-- BEGIN Task material --

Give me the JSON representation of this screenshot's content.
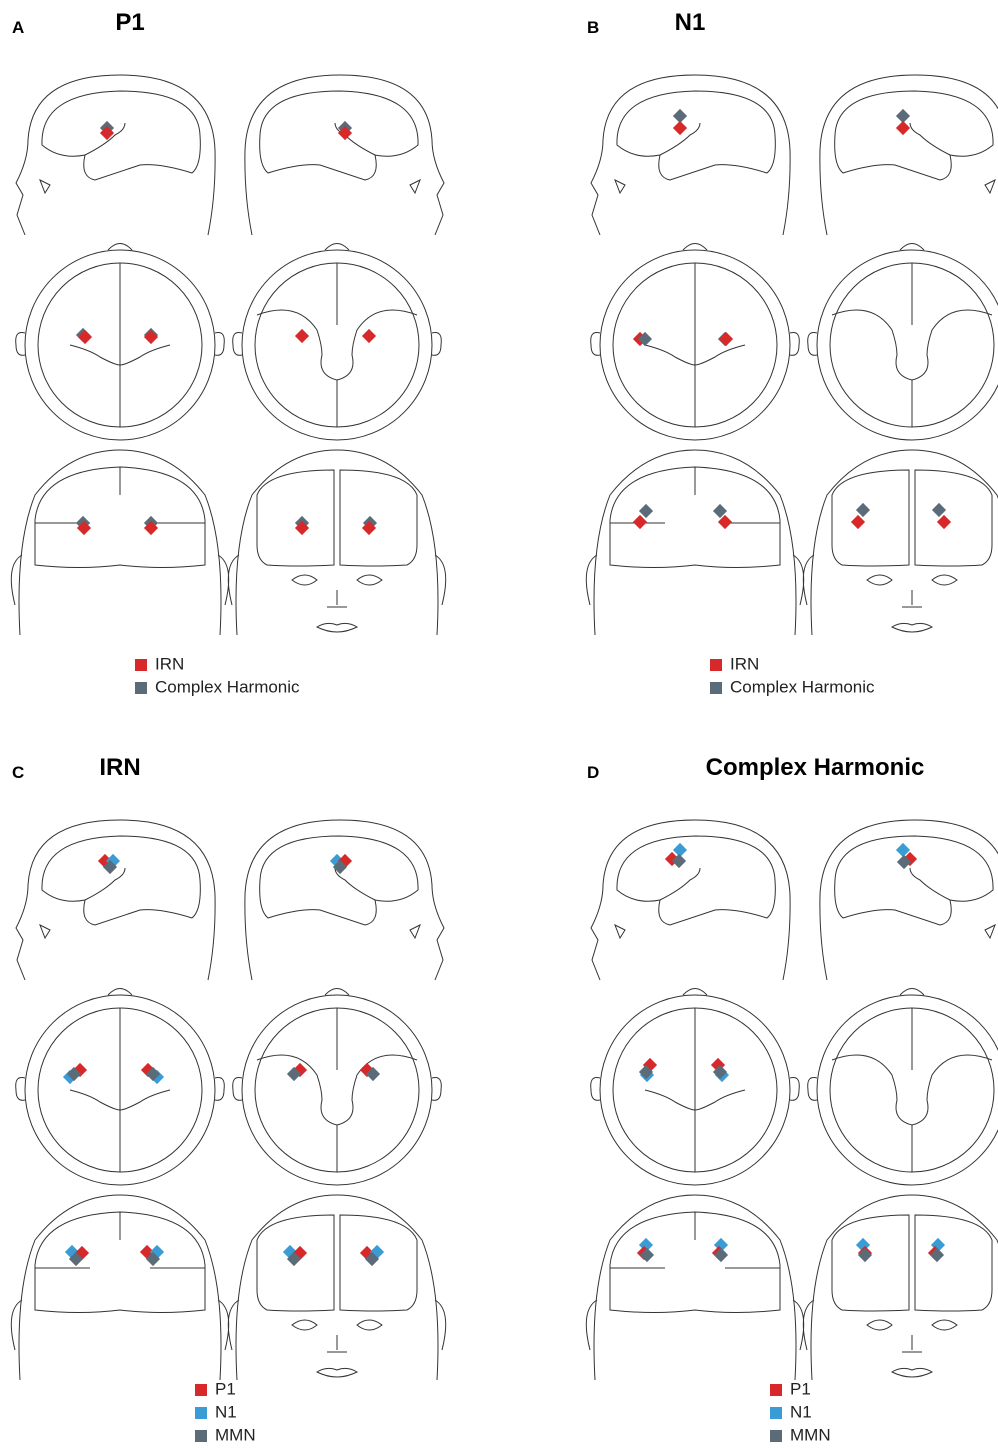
{
  "panels": [
    {
      "letter": "A",
      "title": "P1",
      "legend": [
        {
          "name": "IRN",
          "color": "#d7282a"
        },
        {
          "name": "Complex Harmonic",
          "color": "#5b6b77"
        }
      ]
    },
    {
      "letter": "B",
      "title": "N1",
      "legend": [
        {
          "name": "IRN",
          "color": "#d7282a"
        },
        {
          "name": "Complex Harmonic",
          "color": "#5b6b77"
        }
      ]
    },
    {
      "letter": "C",
      "title": "IRN",
      "legend": [
        {
          "name": "P1",
          "color": "#d7282a"
        },
        {
          "name": "N1",
          "color": "#3a9bd5"
        },
        {
          "name": "MMN",
          "color": "#5b6b77"
        }
      ]
    },
    {
      "letter": "D",
      "title": "Complex Harmonic",
      "legend": [
        {
          "name": "P1",
          "color": "#d7282a"
        },
        {
          "name": "N1",
          "color": "#3a9bd5"
        },
        {
          "name": "MMN",
          "color": "#5b6b77"
        }
      ]
    }
  ]
}
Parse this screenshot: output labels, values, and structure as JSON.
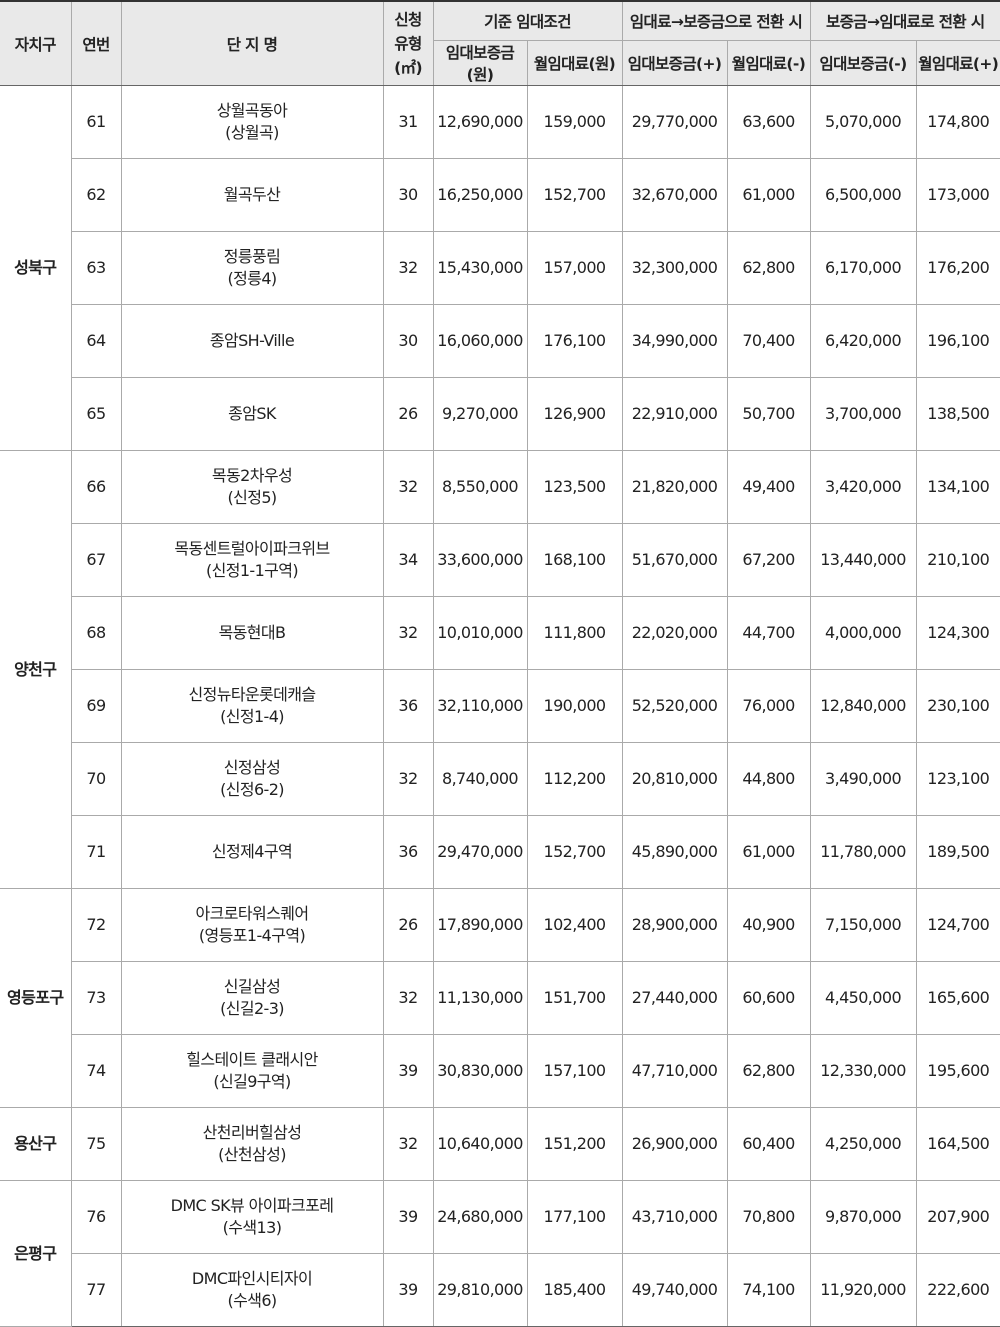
{
  "header": {
    "district": "자치구",
    "number": "연번",
    "complex_name": "단 지 명",
    "type": "신청\n유형\n(㎡)",
    "group_base": "기준 임대조건",
    "group_to_deposit": "임대료→보증금으로 전환 시",
    "group_to_rent": "보증금→임대료로 전환 시",
    "base_deposit": "임대보증금(원)",
    "base_rent": "월임대료(원)",
    "conv1_deposit": "임대보증금(+)",
    "conv1_rent": "월임대료(-)",
    "conv2_deposit": "임대보증금(-)",
    "conv2_rent": "월임대료(+)"
  },
  "groups": [
    {
      "district": "성북구",
      "rows": [
        {
          "no": "61",
          "name": "상월곡동아\n(상월곡)",
          "type": "31",
          "base_deposit": "12,690,000",
          "base_rent": "159,000",
          "c1_deposit": "29,770,000",
          "c1_rent": "63,600",
          "c2_deposit": "5,070,000",
          "c2_rent": "174,800"
        },
        {
          "no": "62",
          "name": "월곡두산",
          "type": "30",
          "base_deposit": "16,250,000",
          "base_rent": "152,700",
          "c1_deposit": "32,670,000",
          "c1_rent": "61,000",
          "c2_deposit": "6,500,000",
          "c2_rent": "173,000"
        },
        {
          "no": "63",
          "name": "정릉풍림\n(정릉4)",
          "type": "32",
          "base_deposit": "15,430,000",
          "base_rent": "157,000",
          "c1_deposit": "32,300,000",
          "c1_rent": "62,800",
          "c2_deposit": "6,170,000",
          "c2_rent": "176,200"
        },
        {
          "no": "64",
          "name": "종암SH-Ville",
          "type": "30",
          "base_deposit": "16,060,000",
          "base_rent": "176,100",
          "c1_deposit": "34,990,000",
          "c1_rent": "70,400",
          "c2_deposit": "6,420,000",
          "c2_rent": "196,100"
        },
        {
          "no": "65",
          "name": "종암SK",
          "type": "26",
          "base_deposit": "9,270,000",
          "base_rent": "126,900",
          "c1_deposit": "22,910,000",
          "c1_rent": "50,700",
          "c2_deposit": "3,700,000",
          "c2_rent": "138,500"
        }
      ]
    },
    {
      "district": "양천구",
      "rows": [
        {
          "no": "66",
          "name": "목동2차우성\n(신정5)",
          "type": "32",
          "base_deposit": "8,550,000",
          "base_rent": "123,500",
          "c1_deposit": "21,820,000",
          "c1_rent": "49,400",
          "c2_deposit": "3,420,000",
          "c2_rent": "134,100"
        },
        {
          "no": "67",
          "name": "목동센트럴아이파크위브\n(신정1-1구역)",
          "type": "34",
          "base_deposit": "33,600,000",
          "base_rent": "168,100",
          "c1_deposit": "51,670,000",
          "c1_rent": "67,200",
          "c2_deposit": "13,440,000",
          "c2_rent": "210,100"
        },
        {
          "no": "68",
          "name": "목동현대B",
          "type": "32",
          "base_deposit": "10,010,000",
          "base_rent": "111,800",
          "c1_deposit": "22,020,000",
          "c1_rent": "44,700",
          "c2_deposit": "4,000,000",
          "c2_rent": "124,300"
        },
        {
          "no": "69",
          "name": "신정뉴타운롯데캐슬\n(신정1-4)",
          "type": "36",
          "base_deposit": "32,110,000",
          "base_rent": "190,000",
          "c1_deposit": "52,520,000",
          "c1_rent": "76,000",
          "c2_deposit": "12,840,000",
          "c2_rent": "230,100"
        },
        {
          "no": "70",
          "name": "신정삼성\n(신정6-2)",
          "type": "32",
          "base_deposit": "8,740,000",
          "base_rent": "112,200",
          "c1_deposit": "20,810,000",
          "c1_rent": "44,800",
          "c2_deposit": "3,490,000",
          "c2_rent": "123,100"
        },
        {
          "no": "71",
          "name": "신정제4구역",
          "type": "36",
          "base_deposit": "29,470,000",
          "base_rent": "152,700",
          "c1_deposit": "45,890,000",
          "c1_rent": "61,000",
          "c2_deposit": "11,780,000",
          "c2_rent": "189,500"
        }
      ]
    },
    {
      "district": "영등포구",
      "rows": [
        {
          "no": "72",
          "name": "아크로타워스퀘어\n(영등포1-4구역)",
          "type": "26",
          "base_deposit": "17,890,000",
          "base_rent": "102,400",
          "c1_deposit": "28,900,000",
          "c1_rent": "40,900",
          "c2_deposit": "7,150,000",
          "c2_rent": "124,700"
        },
        {
          "no": "73",
          "name": "신길삼성\n(신길2-3)",
          "type": "32",
          "base_deposit": "11,130,000",
          "base_rent": "151,700",
          "c1_deposit": "27,440,000",
          "c1_rent": "60,600",
          "c2_deposit": "4,450,000",
          "c2_rent": "165,600"
        },
        {
          "no": "74",
          "name": "힐스테이트 클래시안\n(신길9구역)",
          "type": "39",
          "base_deposit": "30,830,000",
          "base_rent": "157,100",
          "c1_deposit": "47,710,000",
          "c1_rent": "62,800",
          "c2_deposit": "12,330,000",
          "c2_rent": "195,600"
        }
      ]
    },
    {
      "district": "용산구",
      "rows": [
        {
          "no": "75",
          "name": "산천리버힐삼성\n(산천삼성)",
          "type": "32",
          "base_deposit": "10,640,000",
          "base_rent": "151,200",
          "c1_deposit": "26,900,000",
          "c1_rent": "60,400",
          "c2_deposit": "4,250,000",
          "c2_rent": "164,500"
        }
      ]
    },
    {
      "district": "은평구",
      "rows": [
        {
          "no": "76",
          "name": "DMC SK뷰 아이파크포레\n(수색13)",
          "type": "39",
          "base_deposit": "24,680,000",
          "base_rent": "177,100",
          "c1_deposit": "43,710,000",
          "c1_rent": "70,800",
          "c2_deposit": "9,870,000",
          "c2_rent": "207,900"
        },
        {
          "no": "77",
          "name": "DMC파인시티자이\n(수색6)",
          "type": "39",
          "base_deposit": "29,810,000",
          "base_rent": "185,400",
          "c1_deposit": "49,740,000",
          "c1_rent": "74,100",
          "c2_deposit": "11,920,000",
          "c2_rent": "222,600"
        }
      ]
    }
  ]
}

-- END Task material --

All of the entries above should be copied exactly, except for the pictures.

Give me the JSON representation of this screenshot's content.
{
  "panels": [
    {
      "letter": "A",
      "title": "P1",
      "legend": [
        {
          "name": "IRN",
          "color": "#d7282a"
        },
        {
          "name": "Complex Harmonic",
          "color": "#5b6b77"
        }
      ]
    },
    {
      "letter": "B",
      "title": "N1",
      "legend": [
        {
          "name": "IRN",
          "color": "#d7282a"
        },
        {
          "name": "Complex Harmonic",
          "color": "#5b6b77"
        }
      ]
    },
    {
      "letter": "C",
      "title": "IRN",
      "legend": [
        {
          "name": "P1",
          "color": "#d7282a"
        },
        {
          "name": "N1",
          "color": "#3a9bd5"
        },
        {
          "name": "MMN",
          "color": "#5b6b77"
        }
      ]
    },
    {
      "letter": "D",
      "title": "Complex Harmonic",
      "legend": [
        {
          "name": "P1",
          "color": "#d7282a"
        },
        {
          "name": "N1",
          "color": "#3a9bd5"
        },
        {
          "name": "MMN",
          "color": "#5b6b77"
        }
      ]
    }
  ]
}
Parse this screenshot: output labels, values, and structure as JSON.
{
  "header": {
    "district": "자치구",
    "number": "연번",
    "complex_name": "단 지 명",
    "type": "신청\n유형\n(㎡)",
    "group_base": "기준 임대조건",
    "group_to_deposit": "임대료→보증금으로 전환 시",
    "group_to_rent": "보증금→임대료로 전환 시",
    "base_deposit": "임대보증금(원)",
    "base_rent": "월임대료(원)",
    "conv1_deposit": "임대보증금(+)",
    "conv1_rent": "월임대료(-)",
    "conv2_deposit": "임대보증금(-)",
    "conv2_rent": "월임대료(+)"
  },
  "groups": [
    {
      "district": "성북구",
      "rows": [
        {
          "no": "61",
          "name": "상월곡동아\n(상월곡)",
          "type": "31",
          "base_deposit": "12,690,000",
          "base_rent": "159,000",
          "c1_deposit": "29,770,000",
          "c1_rent": "63,600",
          "c2_deposit": "5,070,000",
          "c2_rent": "174,800"
        },
        {
          "no": "62",
          "name": "월곡두산",
          "type": "30",
          "base_deposit": "16,250,000",
          "base_rent": "152,700",
          "c1_deposit": "32,670,000",
          "c1_rent": "61,000",
          "c2_deposit": "6,500,000",
          "c2_rent": "173,000"
        },
        {
          "no": "63",
          "name": "정릉풍림\n(정릉4)",
          "type": "32",
          "base_deposit": "15,430,000",
          "base_rent": "157,000",
          "c1_deposit": "32,300,000",
          "c1_rent": "62,800",
          "c2_deposit": "6,170,000",
          "c2_rent": "176,200"
        },
        {
          "no": "64",
          "name": "종암SH-Ville",
          "type": "30",
          "base_deposit": "16,060,000",
          "base_rent": "176,100",
          "c1_deposit": "34,990,000",
          "c1_rent": "70,400",
          "c2_deposit": "6,420,000",
          "c2_rent": "196,100"
        },
        {
          "no": "65",
          "name": "종암SK",
          "type": "26",
          "base_deposit": "9,270,000",
          "base_rent": "126,900",
          "c1_deposit": "22,910,000",
          "c1_rent": "50,700",
          "c2_deposit": "3,700,000",
          "c2_rent": "138,500"
        }
      ]
    },
    {
      "district": "양천구",
      "rows": [
        {
          "no": "66",
          "name": "목동2차우성\n(신정5)",
          "type": "32",
          "base_deposit": "8,550,000",
          "base_rent": "123,500",
          "c1_deposit": "21,820,000",
          "c1_rent": "49,400",
          "c2_deposit": "3,420,000",
          "c2_rent": "134,100"
        },
        {
          "no": "67",
          "name": "목동센트럴아이파크위브\n(신정1-1구역)",
          "type": "34",
          "base_deposit": "33,600,000",
          "base_rent": "168,100",
          "c1_deposit": "51,670,000",
          "c1_rent": "67,200",
          "c2_deposit": "13,440,000",
          "c2_rent": "210,100"
        },
        {
          "no": "68",
          "name": "목동현대B",
          "type": "32",
          "base_deposit": "10,010,000",
          "base_rent": "111,800",
          "c1_deposit": "22,020,000",
          "c1_rent": "44,700",
          "c2_deposit": "4,000,000",
          "c2_rent": "124,300"
        },
        {
          "no": "69",
          "name": "신정뉴타운롯데캐슬\n(신정1-4)",
          "type": "36",
          "base_deposit": "32,110,000",
          "base_rent": "190,000",
          "c1_deposit": "52,520,000",
          "c1_rent": "76,000",
          "c2_deposit": "12,840,000",
          "c2_rent": "230,100"
        },
        {
          "no": "70",
          "name": "신정삼성\n(신정6-2)",
          "type": "32",
          "base_deposit": "8,740,000",
          "base_rent": "112,200",
          "c1_deposit": "20,810,000",
          "c1_rent": "44,800",
          "c2_deposit": "3,490,000",
          "c2_rent": "123,100"
        },
        {
          "no": "71",
          "name": "신정제4구역",
          "type": "36",
          "base_deposit": "29,470,000",
          "base_rent": "152,700",
          "c1_deposit": "45,890,000",
          "c1_rent": "61,000",
          "c2_deposit": "11,780,000",
          "c2_rent": "189,500"
        }
      ]
    },
    {
      "district": "영등포구",
      "rows": [
        {
          "no": "72",
          "name": "아크로타워스퀘어\n(영등포1-4구역)",
          "type": "26",
          "base_deposit": "17,890,000",
          "base_rent": "102,400",
          "c1_deposit": "28,900,000",
          "c1_rent": "40,900",
          "c2_deposit": "7,150,000",
          "c2_rent": "124,700"
        },
        {
          "no": "73",
          "name": "신길삼성\n(신길2-3)",
          "type": "32",
          "base_deposit": "11,130,000",
          "base_rent": "151,700",
          "c1_deposit": "27,440,000",
          "c1_rent": "60,600",
          "c2_deposit": "4,450,000",
          "c2_rent": "165,600"
        },
        {
          "no": "74",
          "name": "힐스테이트 클래시안\n(신길9구역)",
          "type": "39",
          "base_deposit": "30,830,000",
          "base_rent": "157,100",
          "c1_deposit": "47,710,000",
          "c1_rent": "62,800",
          "c2_deposit": "12,330,000",
          "c2_rent": "195,600"
        }
      ]
    },
    {
      "district": "용산구",
      "rows": [
        {
          "no": "75",
          "name": "산천리버힐삼성\n(산천삼성)",
          "type": "32",
          "base_deposit": "10,640,000",
          "base_rent": "151,200",
          "c1_deposit": "26,900,000",
          "c1_rent": "60,400",
          "c2_deposit": "4,250,000",
          "c2_rent": "164,500"
        }
      ]
    },
    {
      "district": "은평구",
      "rows": [
        {
          "no": "76",
          "name": "DMC SK뷰 아이파크포레\n(수색13)",
          "type": "39",
          "base_deposit": "24,680,000",
          "base_rent": "177,100",
          "c1_deposit": "43,710,000",
          "c1_rent": "70,800",
          "c2_deposit": "9,870,000",
          "c2_rent": "207,900"
        },
        {
          "no": "77",
          "name": "DMC파인시티자이\n(수색6)",
          "type": "39",
          "base_deposit": "29,810,000",
          "base_rent": "185,400",
          "c1_deposit": "49,740,000",
          "c1_rent": "74,100",
          "c2_deposit": "11,920,000",
          "c2_rent": "222,600"
        }
      ]
    }
  ]
}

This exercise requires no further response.